• _Given data_:
····················

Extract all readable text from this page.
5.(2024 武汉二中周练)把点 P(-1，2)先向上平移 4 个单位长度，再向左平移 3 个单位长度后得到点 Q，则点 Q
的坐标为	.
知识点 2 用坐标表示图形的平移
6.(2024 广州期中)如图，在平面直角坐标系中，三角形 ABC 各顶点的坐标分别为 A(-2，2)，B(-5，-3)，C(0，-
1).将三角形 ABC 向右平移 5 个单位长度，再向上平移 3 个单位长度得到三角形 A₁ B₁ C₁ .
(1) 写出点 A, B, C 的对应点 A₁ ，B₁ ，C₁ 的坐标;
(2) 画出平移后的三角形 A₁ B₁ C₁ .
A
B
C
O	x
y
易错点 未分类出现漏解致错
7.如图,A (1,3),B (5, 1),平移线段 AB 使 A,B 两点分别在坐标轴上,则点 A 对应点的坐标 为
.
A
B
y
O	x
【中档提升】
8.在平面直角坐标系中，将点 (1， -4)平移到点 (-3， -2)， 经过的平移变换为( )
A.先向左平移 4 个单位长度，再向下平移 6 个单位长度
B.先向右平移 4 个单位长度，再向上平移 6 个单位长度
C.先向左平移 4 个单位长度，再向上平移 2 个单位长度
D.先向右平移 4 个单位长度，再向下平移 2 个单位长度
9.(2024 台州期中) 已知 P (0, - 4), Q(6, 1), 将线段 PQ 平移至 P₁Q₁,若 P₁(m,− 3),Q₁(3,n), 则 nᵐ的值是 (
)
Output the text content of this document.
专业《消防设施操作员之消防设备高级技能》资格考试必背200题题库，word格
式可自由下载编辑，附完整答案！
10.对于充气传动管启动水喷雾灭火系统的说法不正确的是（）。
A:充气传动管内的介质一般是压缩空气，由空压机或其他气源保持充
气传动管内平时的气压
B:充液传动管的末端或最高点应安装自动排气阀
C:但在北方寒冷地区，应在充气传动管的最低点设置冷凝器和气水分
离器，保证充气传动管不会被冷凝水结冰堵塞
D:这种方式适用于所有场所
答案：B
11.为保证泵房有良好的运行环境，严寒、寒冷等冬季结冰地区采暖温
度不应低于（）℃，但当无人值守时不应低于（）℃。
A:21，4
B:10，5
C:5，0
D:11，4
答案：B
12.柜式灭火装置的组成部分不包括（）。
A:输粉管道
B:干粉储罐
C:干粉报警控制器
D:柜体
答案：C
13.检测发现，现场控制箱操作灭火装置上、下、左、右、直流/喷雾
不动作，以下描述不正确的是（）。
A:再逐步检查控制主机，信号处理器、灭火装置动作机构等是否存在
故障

····················

Give back, unchanged, every line from the one with "Output the text content of this document." to the end of the entries above.

Output the text content of this document.
专业《消防设施操作员之消防设备高级技能》资格考试必背200题题库，word格
式可自由下载编辑，附完整答案！
10.对于充气传动管启动水喷雾灭火系统的说法不正确的是（）。
A:充气传动管内的介质一般是压缩空气，由空压机或其他气源保持充
气传动管内平时的气压
B:充液传动管的末端或最高点应安装自动排气阀
C:但在北方寒冷地区，应在充气传动管的最低点设置冷凝器和气水分
离器，保证充气传动管不会被冷凝水结冰堵塞
D:这种方式适用于所有场所
答案：B
11.为保证泵房有良好的运行环境，严寒、寒冷等冬季结冰地区采暖温
度不应低于（）℃，但当无人值守时不应低于（）℃。
A:21，4
B:10，5
C:5，0
D:11，4
答案：B
12.柜式灭火装置的组成部分不包括（）。
A:输粉管道
B:干粉储罐
C:干粉报警控制器
D:柜体
答案：C
13.检测发现，现场控制箱操作灭火装置上、下、左、右、直流/喷雾
不动作，以下描述不正确的是（）。
A:再逐步检查控制主机，信号处理器、灭火装置动作机构等是否存在
故障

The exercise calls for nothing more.